§ **Work to be completed**: Reproduce every line in the listing that contains the word "JSON".

(Extracted records)
------------------------------------------------

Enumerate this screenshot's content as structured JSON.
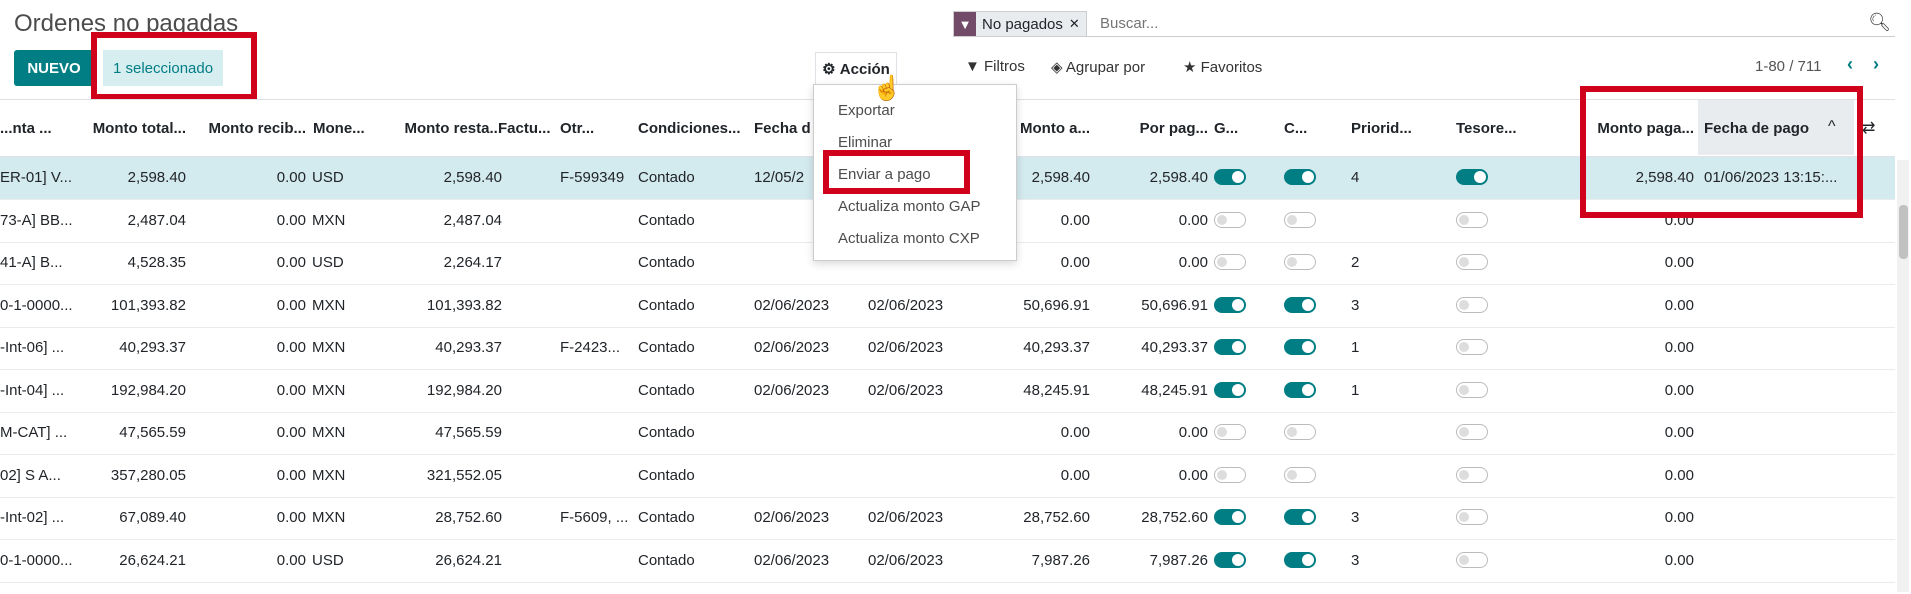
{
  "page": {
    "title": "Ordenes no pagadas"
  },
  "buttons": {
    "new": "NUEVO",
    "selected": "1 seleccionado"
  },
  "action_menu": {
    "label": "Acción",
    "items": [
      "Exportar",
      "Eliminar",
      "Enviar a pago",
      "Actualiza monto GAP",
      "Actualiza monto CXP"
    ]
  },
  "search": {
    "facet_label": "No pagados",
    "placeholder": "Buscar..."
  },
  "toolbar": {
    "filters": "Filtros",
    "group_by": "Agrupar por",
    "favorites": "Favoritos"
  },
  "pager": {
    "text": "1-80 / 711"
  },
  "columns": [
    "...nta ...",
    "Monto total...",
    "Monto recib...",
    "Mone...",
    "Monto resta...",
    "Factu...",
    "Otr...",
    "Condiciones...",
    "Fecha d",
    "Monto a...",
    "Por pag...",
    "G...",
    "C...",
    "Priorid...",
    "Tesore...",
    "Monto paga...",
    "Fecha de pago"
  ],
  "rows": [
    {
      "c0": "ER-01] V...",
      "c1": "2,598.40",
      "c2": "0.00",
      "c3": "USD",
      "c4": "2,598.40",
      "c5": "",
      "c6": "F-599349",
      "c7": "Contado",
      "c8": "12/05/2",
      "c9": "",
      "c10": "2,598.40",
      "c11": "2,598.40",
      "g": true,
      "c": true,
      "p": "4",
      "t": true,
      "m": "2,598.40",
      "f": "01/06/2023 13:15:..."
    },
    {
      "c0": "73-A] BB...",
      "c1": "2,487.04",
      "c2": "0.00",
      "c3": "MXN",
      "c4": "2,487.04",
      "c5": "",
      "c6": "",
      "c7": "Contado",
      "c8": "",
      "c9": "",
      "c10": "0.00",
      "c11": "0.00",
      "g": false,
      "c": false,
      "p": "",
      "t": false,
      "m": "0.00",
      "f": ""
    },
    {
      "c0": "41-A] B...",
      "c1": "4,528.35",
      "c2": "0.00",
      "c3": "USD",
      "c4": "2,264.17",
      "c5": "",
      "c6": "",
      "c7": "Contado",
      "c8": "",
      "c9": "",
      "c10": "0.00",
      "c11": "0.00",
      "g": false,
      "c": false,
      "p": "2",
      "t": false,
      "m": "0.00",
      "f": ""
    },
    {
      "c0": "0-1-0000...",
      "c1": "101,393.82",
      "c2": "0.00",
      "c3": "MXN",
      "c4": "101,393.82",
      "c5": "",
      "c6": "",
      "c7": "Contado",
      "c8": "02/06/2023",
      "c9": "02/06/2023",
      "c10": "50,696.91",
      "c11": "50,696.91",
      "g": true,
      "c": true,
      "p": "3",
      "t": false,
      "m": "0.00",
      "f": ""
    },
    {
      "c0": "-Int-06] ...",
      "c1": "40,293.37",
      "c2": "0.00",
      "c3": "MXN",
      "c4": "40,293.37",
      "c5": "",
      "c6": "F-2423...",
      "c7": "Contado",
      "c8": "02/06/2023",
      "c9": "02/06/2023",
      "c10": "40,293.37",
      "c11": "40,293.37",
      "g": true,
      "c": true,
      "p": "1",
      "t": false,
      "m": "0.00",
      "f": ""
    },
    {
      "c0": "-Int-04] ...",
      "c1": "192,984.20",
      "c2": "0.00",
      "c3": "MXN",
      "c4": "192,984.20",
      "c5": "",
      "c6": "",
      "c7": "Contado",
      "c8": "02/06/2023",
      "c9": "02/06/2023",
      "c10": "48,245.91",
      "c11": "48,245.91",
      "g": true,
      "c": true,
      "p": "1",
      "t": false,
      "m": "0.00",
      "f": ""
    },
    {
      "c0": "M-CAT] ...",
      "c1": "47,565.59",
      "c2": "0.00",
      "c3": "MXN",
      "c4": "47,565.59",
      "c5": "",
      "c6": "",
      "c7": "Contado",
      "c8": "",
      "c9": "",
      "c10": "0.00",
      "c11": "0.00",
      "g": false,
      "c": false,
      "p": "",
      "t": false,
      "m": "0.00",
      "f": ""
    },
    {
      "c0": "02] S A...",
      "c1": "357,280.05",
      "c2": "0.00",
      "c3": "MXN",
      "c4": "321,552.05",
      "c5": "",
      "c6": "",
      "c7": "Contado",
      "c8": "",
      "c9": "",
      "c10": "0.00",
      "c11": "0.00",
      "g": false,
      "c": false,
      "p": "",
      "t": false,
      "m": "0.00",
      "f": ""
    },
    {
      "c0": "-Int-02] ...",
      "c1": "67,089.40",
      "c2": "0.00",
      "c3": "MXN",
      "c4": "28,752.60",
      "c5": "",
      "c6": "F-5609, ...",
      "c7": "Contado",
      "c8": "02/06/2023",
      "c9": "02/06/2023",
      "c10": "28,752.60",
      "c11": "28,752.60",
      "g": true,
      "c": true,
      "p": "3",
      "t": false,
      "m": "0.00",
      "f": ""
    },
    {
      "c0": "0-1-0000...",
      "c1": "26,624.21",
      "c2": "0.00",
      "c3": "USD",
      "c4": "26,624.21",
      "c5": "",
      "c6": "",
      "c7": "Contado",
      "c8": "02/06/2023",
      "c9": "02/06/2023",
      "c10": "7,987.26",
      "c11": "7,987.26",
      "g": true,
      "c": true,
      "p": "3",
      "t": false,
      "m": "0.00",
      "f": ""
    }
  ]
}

------------------------------------------------

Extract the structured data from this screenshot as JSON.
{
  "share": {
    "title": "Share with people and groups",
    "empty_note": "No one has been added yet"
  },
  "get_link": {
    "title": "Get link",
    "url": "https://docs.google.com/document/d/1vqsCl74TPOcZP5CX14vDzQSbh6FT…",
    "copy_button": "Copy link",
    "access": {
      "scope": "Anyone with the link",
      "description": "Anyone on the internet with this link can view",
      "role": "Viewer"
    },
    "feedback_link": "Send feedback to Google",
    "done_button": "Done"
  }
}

------------------------------------------------

§ **Worked answer**:
Enumerate this screenshot's content as structured JSON.
Extract the structured data from this screenshot as JSON.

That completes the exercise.